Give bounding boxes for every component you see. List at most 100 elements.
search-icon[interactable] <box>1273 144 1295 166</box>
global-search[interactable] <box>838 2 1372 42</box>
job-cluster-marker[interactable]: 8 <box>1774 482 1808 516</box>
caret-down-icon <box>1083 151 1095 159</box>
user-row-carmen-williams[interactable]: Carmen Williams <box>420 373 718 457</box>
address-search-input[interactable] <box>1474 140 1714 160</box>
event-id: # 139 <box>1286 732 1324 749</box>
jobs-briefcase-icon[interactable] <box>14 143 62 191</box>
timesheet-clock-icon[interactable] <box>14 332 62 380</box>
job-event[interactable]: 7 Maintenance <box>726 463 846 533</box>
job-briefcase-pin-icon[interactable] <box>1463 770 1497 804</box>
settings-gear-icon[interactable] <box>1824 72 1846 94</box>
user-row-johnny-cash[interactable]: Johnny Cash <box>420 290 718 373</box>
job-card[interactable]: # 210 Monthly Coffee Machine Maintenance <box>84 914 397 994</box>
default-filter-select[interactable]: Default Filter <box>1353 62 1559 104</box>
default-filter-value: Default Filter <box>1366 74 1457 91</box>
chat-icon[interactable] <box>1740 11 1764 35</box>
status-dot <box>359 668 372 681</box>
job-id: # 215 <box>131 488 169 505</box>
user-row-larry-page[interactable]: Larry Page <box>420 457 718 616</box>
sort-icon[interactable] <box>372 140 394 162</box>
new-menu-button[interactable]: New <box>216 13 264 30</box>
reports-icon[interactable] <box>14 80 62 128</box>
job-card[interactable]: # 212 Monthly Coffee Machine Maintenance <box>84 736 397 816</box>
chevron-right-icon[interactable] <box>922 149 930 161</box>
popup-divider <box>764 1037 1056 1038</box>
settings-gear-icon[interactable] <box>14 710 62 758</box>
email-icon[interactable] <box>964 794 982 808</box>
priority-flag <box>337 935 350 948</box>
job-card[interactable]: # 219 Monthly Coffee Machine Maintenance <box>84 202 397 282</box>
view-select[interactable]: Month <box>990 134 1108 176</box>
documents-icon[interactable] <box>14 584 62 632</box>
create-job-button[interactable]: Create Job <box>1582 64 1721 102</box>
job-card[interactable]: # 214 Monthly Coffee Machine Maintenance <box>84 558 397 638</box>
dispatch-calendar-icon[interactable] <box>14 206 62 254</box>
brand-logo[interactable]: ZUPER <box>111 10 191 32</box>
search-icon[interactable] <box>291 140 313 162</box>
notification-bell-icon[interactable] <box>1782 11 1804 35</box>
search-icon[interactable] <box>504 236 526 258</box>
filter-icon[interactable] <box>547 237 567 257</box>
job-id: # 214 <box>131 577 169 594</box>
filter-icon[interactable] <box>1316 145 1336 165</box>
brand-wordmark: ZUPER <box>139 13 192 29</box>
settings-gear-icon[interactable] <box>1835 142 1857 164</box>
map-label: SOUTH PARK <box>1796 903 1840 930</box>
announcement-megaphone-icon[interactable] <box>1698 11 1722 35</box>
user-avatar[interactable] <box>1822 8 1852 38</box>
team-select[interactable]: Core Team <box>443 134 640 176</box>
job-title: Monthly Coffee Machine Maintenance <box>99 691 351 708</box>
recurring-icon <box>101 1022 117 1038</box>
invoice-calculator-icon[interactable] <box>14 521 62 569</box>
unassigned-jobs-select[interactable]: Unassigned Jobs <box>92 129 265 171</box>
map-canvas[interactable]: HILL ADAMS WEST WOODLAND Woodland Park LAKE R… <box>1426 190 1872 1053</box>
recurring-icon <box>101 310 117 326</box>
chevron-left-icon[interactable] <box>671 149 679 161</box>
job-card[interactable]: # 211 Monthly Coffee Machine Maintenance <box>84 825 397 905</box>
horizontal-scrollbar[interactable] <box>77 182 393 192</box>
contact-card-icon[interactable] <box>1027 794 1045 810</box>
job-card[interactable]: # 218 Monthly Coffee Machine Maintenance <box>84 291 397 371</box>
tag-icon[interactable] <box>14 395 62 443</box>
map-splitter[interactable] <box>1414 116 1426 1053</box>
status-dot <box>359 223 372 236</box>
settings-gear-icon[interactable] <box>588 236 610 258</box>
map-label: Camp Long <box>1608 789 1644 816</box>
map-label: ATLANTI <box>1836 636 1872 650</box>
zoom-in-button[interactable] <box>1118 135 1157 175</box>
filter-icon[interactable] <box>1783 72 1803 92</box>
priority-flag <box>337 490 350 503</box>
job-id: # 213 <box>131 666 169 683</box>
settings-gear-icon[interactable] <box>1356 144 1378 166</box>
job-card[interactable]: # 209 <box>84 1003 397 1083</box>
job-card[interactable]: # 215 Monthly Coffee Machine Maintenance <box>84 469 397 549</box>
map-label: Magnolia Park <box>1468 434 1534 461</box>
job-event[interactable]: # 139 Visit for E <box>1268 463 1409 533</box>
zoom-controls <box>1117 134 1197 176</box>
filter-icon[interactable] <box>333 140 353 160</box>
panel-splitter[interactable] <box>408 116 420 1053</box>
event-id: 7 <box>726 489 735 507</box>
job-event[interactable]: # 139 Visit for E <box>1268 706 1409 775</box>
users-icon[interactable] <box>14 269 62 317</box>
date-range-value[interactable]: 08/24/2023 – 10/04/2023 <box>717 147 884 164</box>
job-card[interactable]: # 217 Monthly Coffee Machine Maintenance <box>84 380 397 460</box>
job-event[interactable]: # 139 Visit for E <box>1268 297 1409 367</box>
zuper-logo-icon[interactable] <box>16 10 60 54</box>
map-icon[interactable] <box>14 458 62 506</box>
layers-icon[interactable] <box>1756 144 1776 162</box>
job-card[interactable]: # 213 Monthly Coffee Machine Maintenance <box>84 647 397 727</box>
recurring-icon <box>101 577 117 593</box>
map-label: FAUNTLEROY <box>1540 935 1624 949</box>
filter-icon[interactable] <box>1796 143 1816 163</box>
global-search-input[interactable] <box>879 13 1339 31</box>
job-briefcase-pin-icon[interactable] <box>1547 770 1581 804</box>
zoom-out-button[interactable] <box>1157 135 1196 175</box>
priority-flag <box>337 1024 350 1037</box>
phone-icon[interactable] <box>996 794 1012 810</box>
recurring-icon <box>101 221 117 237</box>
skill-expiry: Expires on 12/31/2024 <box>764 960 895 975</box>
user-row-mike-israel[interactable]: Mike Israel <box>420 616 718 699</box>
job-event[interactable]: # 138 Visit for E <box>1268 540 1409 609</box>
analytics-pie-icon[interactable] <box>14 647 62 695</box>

★ ★ ★ ★ ★

## WHAT YOU NEED TO DO
Can you output everything from the start of the entries down to and including the line containing "event-id: # 139 <box>1286 732 1324 749</box>" as a Markdown table with the columns Row and Line, numbering each line and leaving out blank ones?

## EXERCISE SOLUTION
| Row | Line |
|---|---|
| 1 | Give bounding boxes for every component you see. List at most 100 elements. |
| 2 | search-icon[interactable] <box>1273 144 1295 166</box> |
| 3 | global-search[interactable] <box>838 2 1372 42</box> |
| 4 | job-cluster-marker[interactable]: 8 <box>1774 482 1808 516</box> |
| 5 | caret-down-icon <box>1083 151 1095 159</box> |
| 6 | user-row-carmen-williams[interactable]: Carmen Williams <box>420 373 718 457</box> |
| 7 | address-search-input[interactable] <box>1474 140 1714 160</box> |
| 8 | event-id: # 139 <box>1286 732 1324 749</box> |